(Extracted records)
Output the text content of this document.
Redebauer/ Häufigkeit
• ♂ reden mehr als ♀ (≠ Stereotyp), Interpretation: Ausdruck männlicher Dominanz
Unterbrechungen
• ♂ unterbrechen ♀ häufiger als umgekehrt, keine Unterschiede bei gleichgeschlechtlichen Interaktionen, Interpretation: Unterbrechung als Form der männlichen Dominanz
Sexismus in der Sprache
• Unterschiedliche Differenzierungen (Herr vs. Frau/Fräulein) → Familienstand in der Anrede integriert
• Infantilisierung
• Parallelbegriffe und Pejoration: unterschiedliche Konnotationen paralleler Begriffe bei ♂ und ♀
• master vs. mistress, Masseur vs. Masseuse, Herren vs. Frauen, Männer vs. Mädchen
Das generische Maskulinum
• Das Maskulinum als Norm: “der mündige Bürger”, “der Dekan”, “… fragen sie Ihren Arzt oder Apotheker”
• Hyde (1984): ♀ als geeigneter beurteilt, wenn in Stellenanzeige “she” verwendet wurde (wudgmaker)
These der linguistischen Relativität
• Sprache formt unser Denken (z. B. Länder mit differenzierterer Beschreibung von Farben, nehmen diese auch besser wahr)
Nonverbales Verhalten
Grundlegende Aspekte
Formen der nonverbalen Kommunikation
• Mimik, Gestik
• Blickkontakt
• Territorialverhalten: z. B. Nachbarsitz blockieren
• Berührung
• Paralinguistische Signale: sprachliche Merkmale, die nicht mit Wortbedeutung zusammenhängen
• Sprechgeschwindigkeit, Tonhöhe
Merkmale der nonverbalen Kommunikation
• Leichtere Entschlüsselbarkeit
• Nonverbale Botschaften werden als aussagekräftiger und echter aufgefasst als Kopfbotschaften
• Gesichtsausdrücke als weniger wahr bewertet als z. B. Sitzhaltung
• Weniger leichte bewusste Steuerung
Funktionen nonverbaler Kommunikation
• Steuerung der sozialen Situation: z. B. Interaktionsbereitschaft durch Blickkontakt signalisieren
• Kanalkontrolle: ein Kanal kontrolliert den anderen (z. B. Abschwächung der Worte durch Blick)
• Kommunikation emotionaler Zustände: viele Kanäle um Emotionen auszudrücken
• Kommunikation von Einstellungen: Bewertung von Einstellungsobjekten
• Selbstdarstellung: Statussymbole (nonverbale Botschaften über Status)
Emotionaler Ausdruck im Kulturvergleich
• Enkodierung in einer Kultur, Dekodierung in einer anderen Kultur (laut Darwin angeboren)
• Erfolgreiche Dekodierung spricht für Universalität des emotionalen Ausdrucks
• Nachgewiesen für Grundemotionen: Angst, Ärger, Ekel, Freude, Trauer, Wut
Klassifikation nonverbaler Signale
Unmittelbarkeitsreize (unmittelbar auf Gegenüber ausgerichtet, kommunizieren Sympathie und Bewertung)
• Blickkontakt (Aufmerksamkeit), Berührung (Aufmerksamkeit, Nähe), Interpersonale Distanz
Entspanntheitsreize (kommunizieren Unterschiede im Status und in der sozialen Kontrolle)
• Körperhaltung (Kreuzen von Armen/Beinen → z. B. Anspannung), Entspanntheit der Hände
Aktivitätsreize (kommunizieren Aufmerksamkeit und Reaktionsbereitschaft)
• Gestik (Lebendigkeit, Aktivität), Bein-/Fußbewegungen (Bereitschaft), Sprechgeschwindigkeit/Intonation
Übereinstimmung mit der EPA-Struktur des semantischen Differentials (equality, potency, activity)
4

- WRITTEN INSTRUCTION
Look through the entries and return every line where "kommunizieren" appears.

- FINISHED EXERCISE
Unmittelbarkeitsreize (unmittelbar auf Gegenüber ausgerichtet, kommunizieren Sympathie und Bewertung)
Entspanntheitsreize (kommunizieren Unterschiede im Status und in der sozialen Kontrolle)
Aktivitätsreize (kommunizieren Aufmerksamkeit und Reaktionsbereitschaft)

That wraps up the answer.